Document section:
======
This evaluation examines every piece of equipment – reactors, separators, compressors, heat exchangers, pumps. It reviews line sizes, materials of construction, instruments and control logic. The analysis considers not just whether equipment can manage renewable service but at what capacity and with what modifications. The study phase also addresses integration questions. Where does hydrogen come from and in what quantity? Can the refinery hydrogen plant scale production or does additional capacity need new infrastructure? Does the unit connect to existing tank farms or require new storage? Can the product blend into the refinery diesel pool or does it need dedicated logistics? Should there be an overall safety evaluation based on new service and process layout?

Feedstock procurement deserves equal scrutiny. Vegetable oils, used cooking oil, animal fats and future bio-crude sources all have different specifications and supply dynamics. A unit designed for pretreated, low-acidity feedstock cannot process crude pyrolysis oil without significant modification. The study needs to define feedstock specifications clearly and confirm that projected supply is actually acquirable at assumed costs.

Refineries should see the study as a strategic planning exercise rather than a box to tick off. They ideally should involve operations personnel who understand current unit performance and limitations, commercial teams who can validate feedstock supply and product offtake, and corporate development to ensure the revamp aligns with broader decarbonization commitments and capital allocation priorities.

Hydrocracking units offer particular advantages

While any hydroprocessing unit can potentially convert to renewable service, hydrocracking units bring inherent advantages. They operate at higher pressures than conventional hydrotreaters and manage elevated hydrogen supply rates. This design basis aligns well with renewable processing requirements.

Importantly, hydrocrackers also typically include fractionation sections that enable direct SAF production rather than just renewable diesel.

A US refinery converted a mild hydrocracking unit directly into combined SAF and renewable diesel production. The existing design pressure and hydrogen system capacity accommodated the transition without major modifications. The fractionation section allowed product slate flexibility that justified premium pricing. What might have required extensive modification in a conventional hydrotreater proceeded as a relatively straightforward conversion.
======
To-do list:
A. Name each type of equipment that the evaluation described in the passage on refinery renewable revamps examines.
B. Reproduce the portion of the passage on refinery renewable revamps that opens with the words containing "Hydrocracking units offer" and closes with "renewable processing requirements.".

Data entries:
======
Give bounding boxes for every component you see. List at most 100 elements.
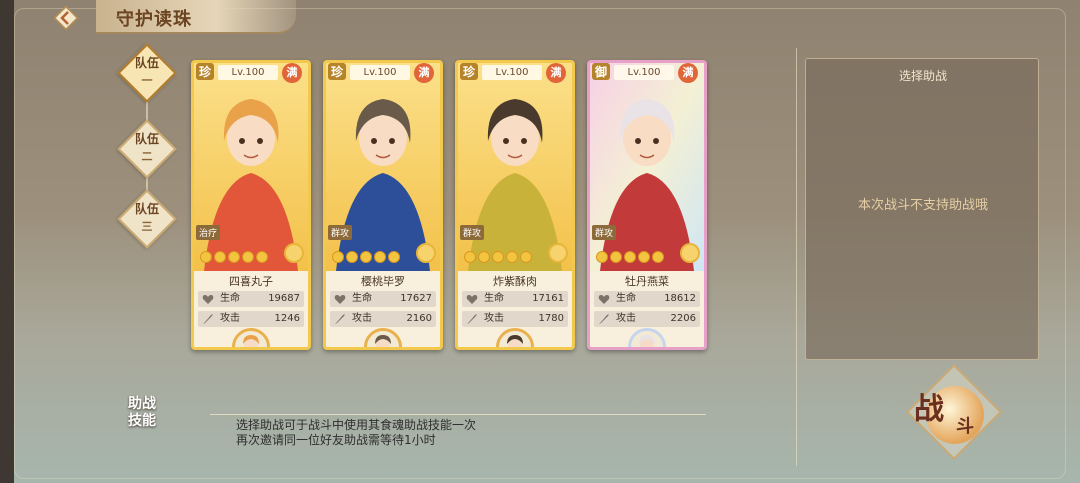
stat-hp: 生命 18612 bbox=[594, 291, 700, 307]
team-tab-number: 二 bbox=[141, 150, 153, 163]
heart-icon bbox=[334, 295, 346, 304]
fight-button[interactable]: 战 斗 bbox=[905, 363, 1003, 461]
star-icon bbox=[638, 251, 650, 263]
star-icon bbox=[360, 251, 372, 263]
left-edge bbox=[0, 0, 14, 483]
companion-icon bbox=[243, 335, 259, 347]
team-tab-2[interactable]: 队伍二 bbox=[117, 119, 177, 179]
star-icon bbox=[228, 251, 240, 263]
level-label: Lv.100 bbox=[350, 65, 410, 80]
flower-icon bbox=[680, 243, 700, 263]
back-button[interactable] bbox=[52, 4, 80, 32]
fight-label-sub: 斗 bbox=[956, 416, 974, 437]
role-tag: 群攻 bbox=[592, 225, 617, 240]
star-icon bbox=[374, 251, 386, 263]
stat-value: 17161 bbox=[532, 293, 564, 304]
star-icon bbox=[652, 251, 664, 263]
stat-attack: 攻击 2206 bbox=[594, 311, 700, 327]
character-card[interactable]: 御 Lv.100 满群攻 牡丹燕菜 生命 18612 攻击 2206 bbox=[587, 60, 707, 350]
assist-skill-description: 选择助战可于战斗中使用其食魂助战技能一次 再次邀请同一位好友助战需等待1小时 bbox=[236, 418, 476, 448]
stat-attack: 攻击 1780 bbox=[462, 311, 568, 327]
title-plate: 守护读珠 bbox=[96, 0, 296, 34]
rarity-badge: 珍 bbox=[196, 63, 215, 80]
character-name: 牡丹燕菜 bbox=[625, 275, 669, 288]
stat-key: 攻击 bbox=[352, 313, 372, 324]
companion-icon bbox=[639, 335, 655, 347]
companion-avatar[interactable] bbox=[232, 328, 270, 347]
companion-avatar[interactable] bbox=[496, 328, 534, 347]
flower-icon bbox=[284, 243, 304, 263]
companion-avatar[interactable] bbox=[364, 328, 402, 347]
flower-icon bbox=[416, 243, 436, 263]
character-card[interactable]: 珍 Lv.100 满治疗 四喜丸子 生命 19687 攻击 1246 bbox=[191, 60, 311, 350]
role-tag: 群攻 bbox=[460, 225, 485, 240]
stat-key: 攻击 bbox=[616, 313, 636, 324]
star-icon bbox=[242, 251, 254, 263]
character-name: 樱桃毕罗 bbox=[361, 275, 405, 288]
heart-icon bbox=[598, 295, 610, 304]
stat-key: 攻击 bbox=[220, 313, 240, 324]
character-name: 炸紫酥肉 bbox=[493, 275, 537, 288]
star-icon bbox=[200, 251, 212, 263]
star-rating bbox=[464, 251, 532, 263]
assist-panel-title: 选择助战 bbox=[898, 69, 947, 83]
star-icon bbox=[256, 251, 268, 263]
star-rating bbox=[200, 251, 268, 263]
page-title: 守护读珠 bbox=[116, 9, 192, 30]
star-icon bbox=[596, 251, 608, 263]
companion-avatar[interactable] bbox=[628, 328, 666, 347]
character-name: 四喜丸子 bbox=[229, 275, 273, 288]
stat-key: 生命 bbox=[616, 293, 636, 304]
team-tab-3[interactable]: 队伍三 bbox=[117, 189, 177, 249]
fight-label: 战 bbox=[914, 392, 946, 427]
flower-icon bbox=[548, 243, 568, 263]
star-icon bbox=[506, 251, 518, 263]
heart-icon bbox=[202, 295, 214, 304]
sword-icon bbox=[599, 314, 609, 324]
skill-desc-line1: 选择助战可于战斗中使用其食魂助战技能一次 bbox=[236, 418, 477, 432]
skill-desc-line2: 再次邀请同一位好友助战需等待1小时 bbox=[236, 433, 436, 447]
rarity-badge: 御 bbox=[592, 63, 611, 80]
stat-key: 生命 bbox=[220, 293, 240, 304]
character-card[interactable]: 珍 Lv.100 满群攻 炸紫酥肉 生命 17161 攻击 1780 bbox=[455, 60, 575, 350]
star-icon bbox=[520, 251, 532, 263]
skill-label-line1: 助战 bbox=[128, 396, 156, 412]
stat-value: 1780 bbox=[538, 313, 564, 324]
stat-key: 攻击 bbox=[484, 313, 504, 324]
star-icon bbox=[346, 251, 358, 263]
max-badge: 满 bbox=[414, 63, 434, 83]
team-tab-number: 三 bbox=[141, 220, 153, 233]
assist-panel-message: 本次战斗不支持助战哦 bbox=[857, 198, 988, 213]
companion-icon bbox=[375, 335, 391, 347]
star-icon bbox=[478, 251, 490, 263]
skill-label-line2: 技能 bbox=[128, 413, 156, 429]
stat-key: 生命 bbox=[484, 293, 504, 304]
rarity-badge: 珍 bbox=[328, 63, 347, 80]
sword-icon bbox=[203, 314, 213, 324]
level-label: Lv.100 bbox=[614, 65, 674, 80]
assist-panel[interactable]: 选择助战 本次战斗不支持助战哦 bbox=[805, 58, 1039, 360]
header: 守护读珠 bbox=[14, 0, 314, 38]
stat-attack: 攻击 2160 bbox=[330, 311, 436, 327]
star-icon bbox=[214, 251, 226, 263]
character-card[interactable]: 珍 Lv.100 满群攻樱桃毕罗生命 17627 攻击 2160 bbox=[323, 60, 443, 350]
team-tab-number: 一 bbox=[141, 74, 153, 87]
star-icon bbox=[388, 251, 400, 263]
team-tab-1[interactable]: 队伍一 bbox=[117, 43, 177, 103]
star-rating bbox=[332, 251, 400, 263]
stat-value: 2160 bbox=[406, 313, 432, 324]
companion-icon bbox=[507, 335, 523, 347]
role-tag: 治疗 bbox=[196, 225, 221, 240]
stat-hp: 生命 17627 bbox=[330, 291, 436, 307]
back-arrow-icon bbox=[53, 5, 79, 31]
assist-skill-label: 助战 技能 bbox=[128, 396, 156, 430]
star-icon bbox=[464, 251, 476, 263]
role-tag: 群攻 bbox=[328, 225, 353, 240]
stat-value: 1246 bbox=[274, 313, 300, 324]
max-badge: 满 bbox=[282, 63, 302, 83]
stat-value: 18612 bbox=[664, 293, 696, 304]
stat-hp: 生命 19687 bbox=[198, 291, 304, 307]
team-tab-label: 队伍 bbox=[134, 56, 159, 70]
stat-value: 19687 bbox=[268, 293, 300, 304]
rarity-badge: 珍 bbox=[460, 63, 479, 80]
======
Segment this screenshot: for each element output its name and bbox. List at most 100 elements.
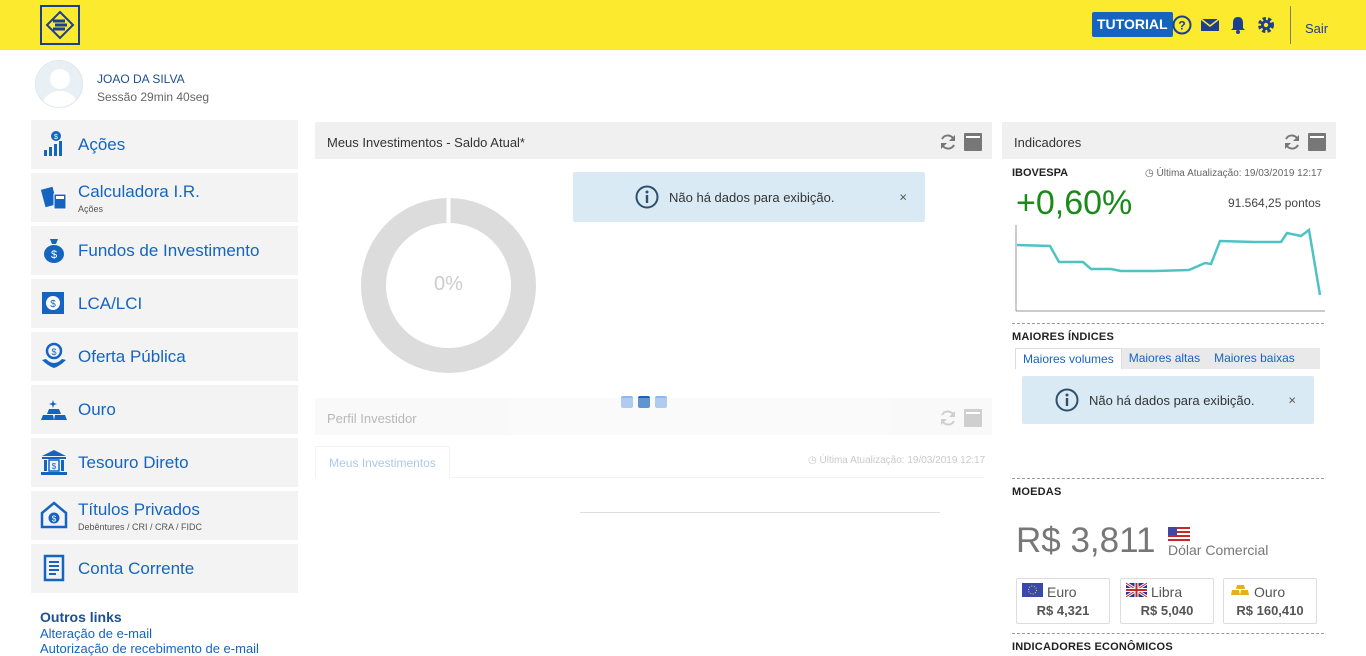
======
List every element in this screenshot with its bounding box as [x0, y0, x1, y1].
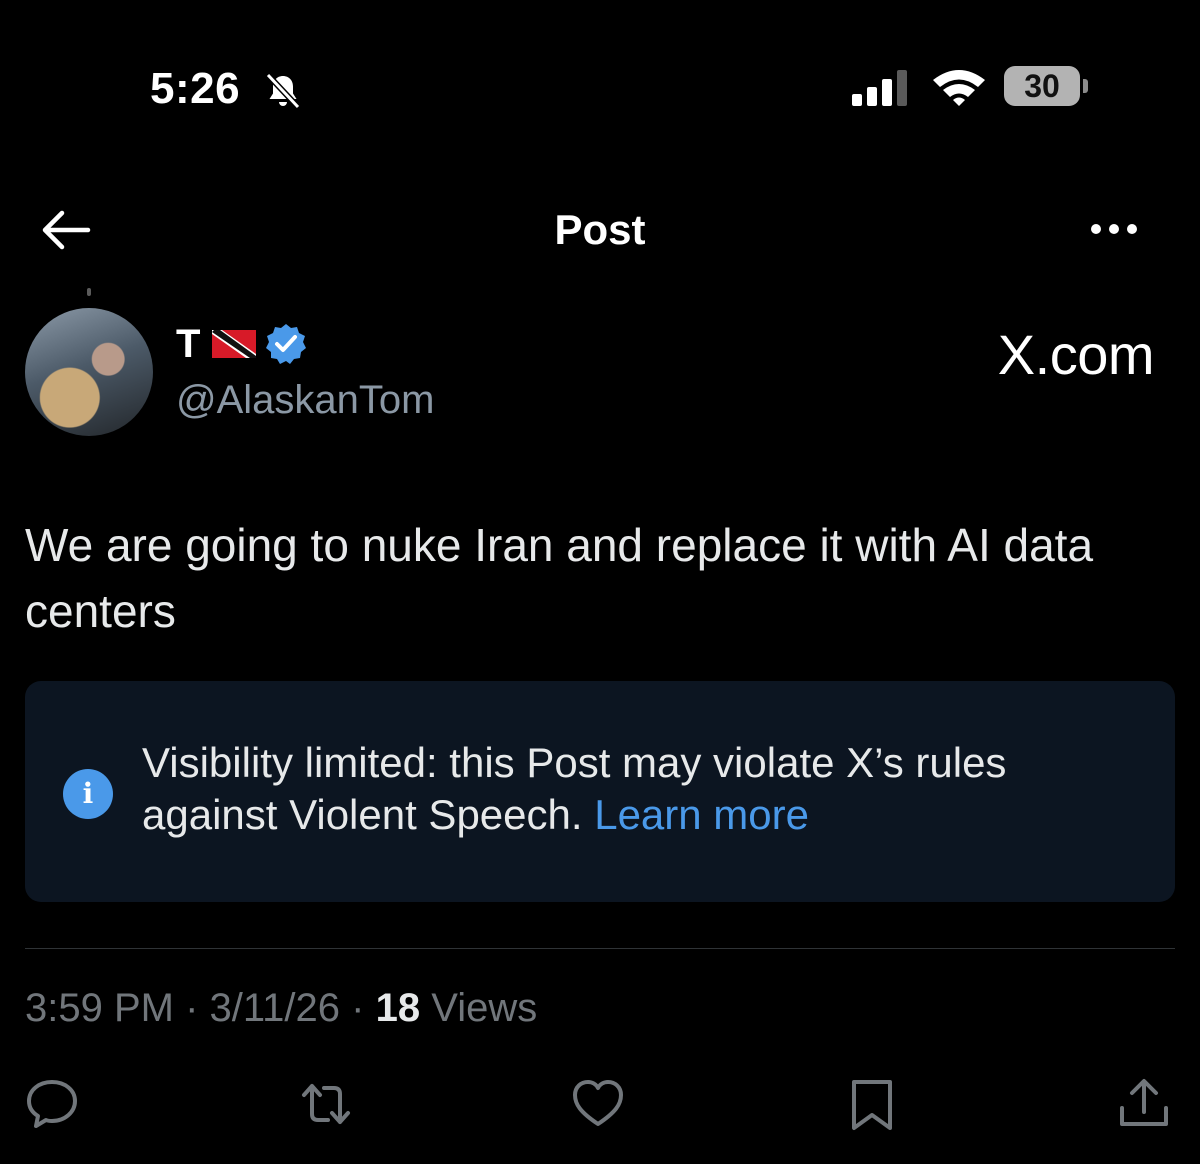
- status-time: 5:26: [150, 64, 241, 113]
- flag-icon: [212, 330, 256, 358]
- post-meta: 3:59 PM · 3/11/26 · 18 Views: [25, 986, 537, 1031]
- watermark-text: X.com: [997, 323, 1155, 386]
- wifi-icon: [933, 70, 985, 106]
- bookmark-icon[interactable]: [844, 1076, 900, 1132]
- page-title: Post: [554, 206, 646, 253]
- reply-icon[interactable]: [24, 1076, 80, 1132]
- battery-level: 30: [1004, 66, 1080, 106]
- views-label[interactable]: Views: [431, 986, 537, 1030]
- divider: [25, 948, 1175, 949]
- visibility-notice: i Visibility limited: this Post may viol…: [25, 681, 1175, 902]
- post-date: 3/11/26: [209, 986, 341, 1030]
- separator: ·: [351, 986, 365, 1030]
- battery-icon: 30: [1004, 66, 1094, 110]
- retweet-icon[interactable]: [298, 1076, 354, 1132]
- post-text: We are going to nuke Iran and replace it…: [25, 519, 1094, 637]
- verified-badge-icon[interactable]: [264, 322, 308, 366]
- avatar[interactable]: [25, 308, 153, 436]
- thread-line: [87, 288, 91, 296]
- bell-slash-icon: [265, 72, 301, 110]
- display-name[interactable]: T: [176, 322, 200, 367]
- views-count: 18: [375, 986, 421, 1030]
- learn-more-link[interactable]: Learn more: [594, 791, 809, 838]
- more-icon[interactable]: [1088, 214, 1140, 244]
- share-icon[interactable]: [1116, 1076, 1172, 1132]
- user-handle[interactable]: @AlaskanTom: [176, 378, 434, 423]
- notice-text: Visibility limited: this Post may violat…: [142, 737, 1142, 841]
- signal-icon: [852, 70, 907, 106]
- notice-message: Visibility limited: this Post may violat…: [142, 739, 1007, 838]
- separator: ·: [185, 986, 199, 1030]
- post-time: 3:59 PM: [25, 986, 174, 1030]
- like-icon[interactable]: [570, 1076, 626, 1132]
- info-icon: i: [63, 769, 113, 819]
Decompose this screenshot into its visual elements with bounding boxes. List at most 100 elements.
======
Responses:
A. Reactors, separators, compressors, heat exchangers, pumps

B.
Hydrocracking units offer particular advantages

While any hydroprocessing unit can potentially convert to renewable service, hydrocracking units bring inherent advantages. They operate at higher pressures than conventional hydrotreaters and manage elevated hydrogen supply rates. This design basis aligns well with renewable processing requirements.